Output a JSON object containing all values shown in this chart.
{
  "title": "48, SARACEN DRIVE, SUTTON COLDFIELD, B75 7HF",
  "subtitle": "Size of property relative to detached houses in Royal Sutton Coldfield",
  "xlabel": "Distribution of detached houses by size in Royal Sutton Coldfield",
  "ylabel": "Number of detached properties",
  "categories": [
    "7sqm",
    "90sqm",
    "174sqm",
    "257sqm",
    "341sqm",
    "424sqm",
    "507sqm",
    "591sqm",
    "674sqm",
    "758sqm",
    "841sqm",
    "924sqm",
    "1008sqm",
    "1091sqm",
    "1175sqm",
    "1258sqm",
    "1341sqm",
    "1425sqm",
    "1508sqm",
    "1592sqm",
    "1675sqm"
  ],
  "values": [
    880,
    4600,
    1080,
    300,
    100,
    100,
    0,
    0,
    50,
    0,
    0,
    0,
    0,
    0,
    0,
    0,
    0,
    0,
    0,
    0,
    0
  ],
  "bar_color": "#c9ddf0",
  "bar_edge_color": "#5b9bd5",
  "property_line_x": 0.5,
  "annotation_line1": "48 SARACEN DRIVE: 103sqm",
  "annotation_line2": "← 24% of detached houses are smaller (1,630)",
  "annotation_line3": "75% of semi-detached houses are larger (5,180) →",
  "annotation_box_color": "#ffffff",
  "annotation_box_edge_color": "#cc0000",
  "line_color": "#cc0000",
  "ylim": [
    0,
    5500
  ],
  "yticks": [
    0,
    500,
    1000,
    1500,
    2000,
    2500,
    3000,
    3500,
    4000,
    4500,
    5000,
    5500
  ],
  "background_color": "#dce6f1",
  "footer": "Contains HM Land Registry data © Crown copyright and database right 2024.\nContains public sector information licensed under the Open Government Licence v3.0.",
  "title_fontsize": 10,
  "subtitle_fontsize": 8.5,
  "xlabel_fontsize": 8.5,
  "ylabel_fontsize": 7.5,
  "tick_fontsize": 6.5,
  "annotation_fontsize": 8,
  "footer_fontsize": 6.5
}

Problem requirements: Retype the listing above in full, with no alterations.

Response for this exercise:
Output a JSON object containing all values shown in this chart.
{
  "title": "48, SARACEN DRIVE, SUTTON COLDFIELD, B75 7HF",
  "subtitle": "Size of property relative to detached houses in Royal Sutton Coldfield",
  "xlabel": "Distribution of detached houses by size in Royal Sutton Coldfield",
  "ylabel": "Number of detached properties",
  "categories": [
    "7sqm",
    "90sqm",
    "174sqm",
    "257sqm",
    "341sqm",
    "424sqm",
    "507sqm",
    "591sqm",
    "674sqm",
    "758sqm",
    "841sqm",
    "924sqm",
    "1008sqm",
    "1091sqm",
    "1175sqm",
    "1258sqm",
    "1341sqm",
    "1425sqm",
    "1508sqm",
    "1592sqm",
    "1675sqm"
  ],
  "values": [
    880,
    4600,
    1080,
    300,
    100,
    100,
    0,
    0,
    50,
    0,
    0,
    0,
    0,
    0,
    0,
    0,
    0,
    0,
    0,
    0,
    0
  ],
  "bar_color": "#c9ddf0",
  "bar_edge_color": "#5b9bd5",
  "property_line_x": 0.5,
  "annotation_line1": "48 SARACEN DRIVE: 103sqm",
  "annotation_line2": "← 24% of detached houses are smaller (1,630)",
  "annotation_line3": "75% of semi-detached houses are larger (5,180) →",
  "annotation_box_color": "#ffffff",
  "annotation_box_edge_color": "#cc0000",
  "line_color": "#cc0000",
  "ylim": [
    0,
    5500
  ],
  "yticks": [
    0,
    500,
    1000,
    1500,
    2000,
    2500,
    3000,
    3500,
    4000,
    4500,
    5000,
    5500
  ],
  "background_color": "#dce6f1",
  "footer": "Contains HM Land Registry data © Crown copyright and database right 2024.\nContains public sector information licensed under the Open Government Licence v3.0.",
  "title_fontsize": 10,
  "subtitle_fontsize": 8.5,
  "xlabel_fontsize": 8.5,
  "ylabel_fontsize": 7.5,
  "tick_fontsize": 6.5,
  "annotation_fontsize": 8,
  "footer_fontsize": 6.5
}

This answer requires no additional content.